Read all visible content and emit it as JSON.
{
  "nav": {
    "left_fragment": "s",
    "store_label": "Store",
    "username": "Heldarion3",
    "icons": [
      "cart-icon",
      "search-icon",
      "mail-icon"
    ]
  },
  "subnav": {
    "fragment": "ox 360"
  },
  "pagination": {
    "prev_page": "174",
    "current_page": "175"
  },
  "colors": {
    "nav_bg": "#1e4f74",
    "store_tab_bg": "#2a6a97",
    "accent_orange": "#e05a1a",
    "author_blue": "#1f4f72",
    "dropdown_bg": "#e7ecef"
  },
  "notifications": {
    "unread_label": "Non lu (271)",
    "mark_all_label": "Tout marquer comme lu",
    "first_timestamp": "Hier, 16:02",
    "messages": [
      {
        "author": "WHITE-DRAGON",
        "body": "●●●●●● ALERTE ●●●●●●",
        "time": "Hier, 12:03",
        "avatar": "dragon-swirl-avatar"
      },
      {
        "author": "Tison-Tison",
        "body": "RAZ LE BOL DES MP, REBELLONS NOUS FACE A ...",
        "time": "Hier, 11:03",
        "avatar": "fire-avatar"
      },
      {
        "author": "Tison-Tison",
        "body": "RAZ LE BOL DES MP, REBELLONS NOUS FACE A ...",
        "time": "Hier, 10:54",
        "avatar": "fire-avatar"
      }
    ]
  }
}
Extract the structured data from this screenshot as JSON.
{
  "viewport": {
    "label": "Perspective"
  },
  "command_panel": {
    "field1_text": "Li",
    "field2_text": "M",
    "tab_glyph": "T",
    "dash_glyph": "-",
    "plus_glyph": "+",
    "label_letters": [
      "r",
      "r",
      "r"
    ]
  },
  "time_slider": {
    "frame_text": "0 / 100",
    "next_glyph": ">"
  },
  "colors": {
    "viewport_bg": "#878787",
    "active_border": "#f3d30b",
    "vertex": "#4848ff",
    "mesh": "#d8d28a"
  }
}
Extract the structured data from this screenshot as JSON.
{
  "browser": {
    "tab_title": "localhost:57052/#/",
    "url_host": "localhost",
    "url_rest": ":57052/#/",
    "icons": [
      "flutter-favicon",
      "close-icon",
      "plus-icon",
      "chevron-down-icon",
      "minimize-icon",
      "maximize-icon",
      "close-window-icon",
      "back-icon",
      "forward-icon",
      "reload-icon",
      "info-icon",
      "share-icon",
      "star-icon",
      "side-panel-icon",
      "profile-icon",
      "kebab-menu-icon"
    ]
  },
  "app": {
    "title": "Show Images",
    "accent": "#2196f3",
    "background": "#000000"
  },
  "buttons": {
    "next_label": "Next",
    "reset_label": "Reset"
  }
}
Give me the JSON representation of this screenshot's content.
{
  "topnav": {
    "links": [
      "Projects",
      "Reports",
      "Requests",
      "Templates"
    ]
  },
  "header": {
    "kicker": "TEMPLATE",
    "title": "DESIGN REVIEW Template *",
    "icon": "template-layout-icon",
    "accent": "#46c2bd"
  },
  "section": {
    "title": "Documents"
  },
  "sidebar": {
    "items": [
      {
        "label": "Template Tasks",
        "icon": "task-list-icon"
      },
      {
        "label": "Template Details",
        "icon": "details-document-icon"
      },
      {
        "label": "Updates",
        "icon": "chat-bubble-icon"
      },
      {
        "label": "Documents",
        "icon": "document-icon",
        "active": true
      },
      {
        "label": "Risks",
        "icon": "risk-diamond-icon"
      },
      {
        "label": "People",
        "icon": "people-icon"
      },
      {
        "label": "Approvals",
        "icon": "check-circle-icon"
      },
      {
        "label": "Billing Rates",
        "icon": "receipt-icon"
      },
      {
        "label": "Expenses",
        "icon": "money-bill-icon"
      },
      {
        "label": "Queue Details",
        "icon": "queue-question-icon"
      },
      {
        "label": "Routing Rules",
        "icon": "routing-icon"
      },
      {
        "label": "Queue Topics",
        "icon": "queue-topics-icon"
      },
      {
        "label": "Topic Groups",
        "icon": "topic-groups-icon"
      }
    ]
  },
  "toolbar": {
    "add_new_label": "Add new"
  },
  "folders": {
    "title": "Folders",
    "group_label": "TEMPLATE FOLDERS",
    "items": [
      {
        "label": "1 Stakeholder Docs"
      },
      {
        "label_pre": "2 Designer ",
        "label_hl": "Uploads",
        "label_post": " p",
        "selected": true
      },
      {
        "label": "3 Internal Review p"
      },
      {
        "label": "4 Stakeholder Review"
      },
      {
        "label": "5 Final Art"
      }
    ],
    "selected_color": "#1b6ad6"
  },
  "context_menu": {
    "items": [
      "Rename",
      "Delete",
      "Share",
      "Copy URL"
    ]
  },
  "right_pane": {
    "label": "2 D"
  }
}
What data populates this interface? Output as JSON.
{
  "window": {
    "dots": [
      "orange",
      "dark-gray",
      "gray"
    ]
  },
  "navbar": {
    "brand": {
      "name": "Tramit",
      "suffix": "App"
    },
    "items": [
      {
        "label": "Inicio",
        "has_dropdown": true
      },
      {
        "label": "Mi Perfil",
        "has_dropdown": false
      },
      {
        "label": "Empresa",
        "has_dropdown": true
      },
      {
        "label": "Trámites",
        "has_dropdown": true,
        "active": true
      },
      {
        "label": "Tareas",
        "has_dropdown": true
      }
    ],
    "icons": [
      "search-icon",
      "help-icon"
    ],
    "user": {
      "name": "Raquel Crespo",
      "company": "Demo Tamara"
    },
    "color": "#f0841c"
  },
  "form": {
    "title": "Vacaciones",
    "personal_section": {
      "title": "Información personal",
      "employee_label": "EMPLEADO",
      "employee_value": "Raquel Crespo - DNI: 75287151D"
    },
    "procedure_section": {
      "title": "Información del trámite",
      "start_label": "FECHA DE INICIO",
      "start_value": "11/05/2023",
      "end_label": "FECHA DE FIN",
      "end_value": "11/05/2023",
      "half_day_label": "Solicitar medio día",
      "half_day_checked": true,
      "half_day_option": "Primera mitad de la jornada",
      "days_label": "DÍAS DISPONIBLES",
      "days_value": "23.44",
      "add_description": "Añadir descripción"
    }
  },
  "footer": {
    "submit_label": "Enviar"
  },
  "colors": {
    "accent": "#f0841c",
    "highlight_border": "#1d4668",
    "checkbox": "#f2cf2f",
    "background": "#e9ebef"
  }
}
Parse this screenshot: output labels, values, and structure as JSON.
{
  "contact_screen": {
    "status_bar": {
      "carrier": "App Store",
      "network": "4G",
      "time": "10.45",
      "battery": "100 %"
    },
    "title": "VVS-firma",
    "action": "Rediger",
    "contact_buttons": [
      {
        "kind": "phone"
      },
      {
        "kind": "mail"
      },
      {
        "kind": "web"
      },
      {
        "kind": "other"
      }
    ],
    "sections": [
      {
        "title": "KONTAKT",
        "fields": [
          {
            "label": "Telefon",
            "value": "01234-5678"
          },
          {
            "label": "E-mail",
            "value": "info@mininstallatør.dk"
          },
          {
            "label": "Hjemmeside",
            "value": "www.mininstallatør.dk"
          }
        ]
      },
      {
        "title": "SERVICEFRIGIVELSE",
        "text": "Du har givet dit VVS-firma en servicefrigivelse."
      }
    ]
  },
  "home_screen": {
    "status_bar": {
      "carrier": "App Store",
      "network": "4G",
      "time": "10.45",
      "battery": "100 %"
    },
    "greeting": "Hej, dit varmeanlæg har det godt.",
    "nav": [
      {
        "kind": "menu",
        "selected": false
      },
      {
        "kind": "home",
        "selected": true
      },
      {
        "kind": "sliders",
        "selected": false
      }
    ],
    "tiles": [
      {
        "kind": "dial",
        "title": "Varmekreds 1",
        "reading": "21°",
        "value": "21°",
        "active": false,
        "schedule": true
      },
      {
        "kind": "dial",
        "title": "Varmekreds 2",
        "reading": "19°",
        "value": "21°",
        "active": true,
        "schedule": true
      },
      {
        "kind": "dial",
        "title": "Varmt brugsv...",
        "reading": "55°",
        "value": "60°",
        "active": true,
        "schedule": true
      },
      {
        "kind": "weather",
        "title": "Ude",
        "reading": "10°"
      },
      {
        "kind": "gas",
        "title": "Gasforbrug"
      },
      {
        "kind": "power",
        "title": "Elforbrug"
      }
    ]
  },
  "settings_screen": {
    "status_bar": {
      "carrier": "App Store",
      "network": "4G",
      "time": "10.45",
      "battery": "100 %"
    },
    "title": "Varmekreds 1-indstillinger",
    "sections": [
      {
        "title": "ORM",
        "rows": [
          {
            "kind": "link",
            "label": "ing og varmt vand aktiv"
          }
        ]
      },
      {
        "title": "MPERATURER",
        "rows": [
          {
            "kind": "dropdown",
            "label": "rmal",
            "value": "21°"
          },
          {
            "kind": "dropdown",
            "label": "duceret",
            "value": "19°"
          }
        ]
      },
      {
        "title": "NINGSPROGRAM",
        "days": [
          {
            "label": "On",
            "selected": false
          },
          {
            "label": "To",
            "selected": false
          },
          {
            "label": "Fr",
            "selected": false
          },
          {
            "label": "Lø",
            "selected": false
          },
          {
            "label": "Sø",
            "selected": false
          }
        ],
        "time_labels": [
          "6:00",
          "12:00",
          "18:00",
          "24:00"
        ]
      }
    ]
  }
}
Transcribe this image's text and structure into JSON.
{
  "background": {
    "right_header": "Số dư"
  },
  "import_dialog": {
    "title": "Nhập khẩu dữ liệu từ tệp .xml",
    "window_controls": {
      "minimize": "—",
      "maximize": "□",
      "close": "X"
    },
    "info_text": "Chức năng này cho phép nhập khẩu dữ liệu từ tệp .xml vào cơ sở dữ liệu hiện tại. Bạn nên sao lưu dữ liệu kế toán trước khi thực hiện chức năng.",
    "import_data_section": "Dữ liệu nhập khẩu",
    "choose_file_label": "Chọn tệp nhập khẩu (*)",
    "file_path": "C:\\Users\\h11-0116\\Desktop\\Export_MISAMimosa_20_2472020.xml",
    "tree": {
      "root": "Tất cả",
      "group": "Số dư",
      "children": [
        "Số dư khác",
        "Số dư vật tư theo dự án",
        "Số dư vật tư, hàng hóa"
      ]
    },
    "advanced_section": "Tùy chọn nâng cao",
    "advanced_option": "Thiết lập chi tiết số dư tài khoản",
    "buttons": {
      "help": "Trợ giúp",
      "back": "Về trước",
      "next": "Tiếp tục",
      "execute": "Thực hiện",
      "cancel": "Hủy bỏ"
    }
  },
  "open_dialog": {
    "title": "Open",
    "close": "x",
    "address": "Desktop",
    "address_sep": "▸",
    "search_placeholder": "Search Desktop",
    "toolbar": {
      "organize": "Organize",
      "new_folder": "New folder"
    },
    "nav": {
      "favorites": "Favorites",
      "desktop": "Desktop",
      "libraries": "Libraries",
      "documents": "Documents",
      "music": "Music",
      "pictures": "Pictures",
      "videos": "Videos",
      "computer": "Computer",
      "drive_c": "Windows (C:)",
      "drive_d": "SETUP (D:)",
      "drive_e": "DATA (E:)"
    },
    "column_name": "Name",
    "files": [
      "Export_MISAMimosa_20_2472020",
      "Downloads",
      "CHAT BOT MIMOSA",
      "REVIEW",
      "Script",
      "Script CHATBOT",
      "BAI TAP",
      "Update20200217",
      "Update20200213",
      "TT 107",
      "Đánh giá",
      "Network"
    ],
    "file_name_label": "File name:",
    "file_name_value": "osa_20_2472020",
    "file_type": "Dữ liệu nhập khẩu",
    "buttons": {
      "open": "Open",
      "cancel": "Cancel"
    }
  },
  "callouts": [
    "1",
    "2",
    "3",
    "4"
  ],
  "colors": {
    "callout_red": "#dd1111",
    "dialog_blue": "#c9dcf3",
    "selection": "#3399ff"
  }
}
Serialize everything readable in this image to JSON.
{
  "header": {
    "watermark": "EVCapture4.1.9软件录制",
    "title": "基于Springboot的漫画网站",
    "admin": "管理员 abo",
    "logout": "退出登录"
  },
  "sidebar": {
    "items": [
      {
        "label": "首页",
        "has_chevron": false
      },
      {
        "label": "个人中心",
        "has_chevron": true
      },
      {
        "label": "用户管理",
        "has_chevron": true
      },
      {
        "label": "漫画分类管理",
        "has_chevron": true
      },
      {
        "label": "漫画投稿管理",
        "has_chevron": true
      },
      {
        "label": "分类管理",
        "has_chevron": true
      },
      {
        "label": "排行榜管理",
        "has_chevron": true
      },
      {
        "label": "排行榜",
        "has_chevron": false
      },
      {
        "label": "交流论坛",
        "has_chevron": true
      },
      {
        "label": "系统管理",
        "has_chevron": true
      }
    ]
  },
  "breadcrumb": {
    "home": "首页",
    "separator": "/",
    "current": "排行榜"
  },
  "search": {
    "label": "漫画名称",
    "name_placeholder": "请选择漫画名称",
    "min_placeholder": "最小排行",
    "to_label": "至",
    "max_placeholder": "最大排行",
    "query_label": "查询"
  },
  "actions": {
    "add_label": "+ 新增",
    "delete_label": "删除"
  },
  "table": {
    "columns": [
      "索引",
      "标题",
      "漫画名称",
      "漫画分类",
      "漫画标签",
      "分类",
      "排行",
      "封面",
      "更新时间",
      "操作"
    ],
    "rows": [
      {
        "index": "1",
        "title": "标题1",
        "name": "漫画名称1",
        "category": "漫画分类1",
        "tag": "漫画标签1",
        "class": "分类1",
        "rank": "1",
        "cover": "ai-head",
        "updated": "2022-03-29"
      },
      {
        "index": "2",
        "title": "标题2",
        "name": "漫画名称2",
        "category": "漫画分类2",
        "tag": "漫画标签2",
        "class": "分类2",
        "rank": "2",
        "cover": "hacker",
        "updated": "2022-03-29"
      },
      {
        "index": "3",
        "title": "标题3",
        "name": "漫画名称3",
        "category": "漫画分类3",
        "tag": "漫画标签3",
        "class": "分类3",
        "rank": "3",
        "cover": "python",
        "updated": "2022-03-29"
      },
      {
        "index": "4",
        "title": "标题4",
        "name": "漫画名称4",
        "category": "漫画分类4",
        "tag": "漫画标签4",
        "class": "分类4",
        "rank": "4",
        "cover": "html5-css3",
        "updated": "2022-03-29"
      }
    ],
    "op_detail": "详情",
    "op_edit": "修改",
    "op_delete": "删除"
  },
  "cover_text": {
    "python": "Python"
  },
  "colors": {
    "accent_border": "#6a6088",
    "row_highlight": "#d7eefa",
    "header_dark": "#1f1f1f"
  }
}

• WORK REQUIRED:
Report each line in the preceding entries that holds the string "background".

• SOLUTION:
    "background": "#000000"
    "background": "#e9ebef"
  "background": {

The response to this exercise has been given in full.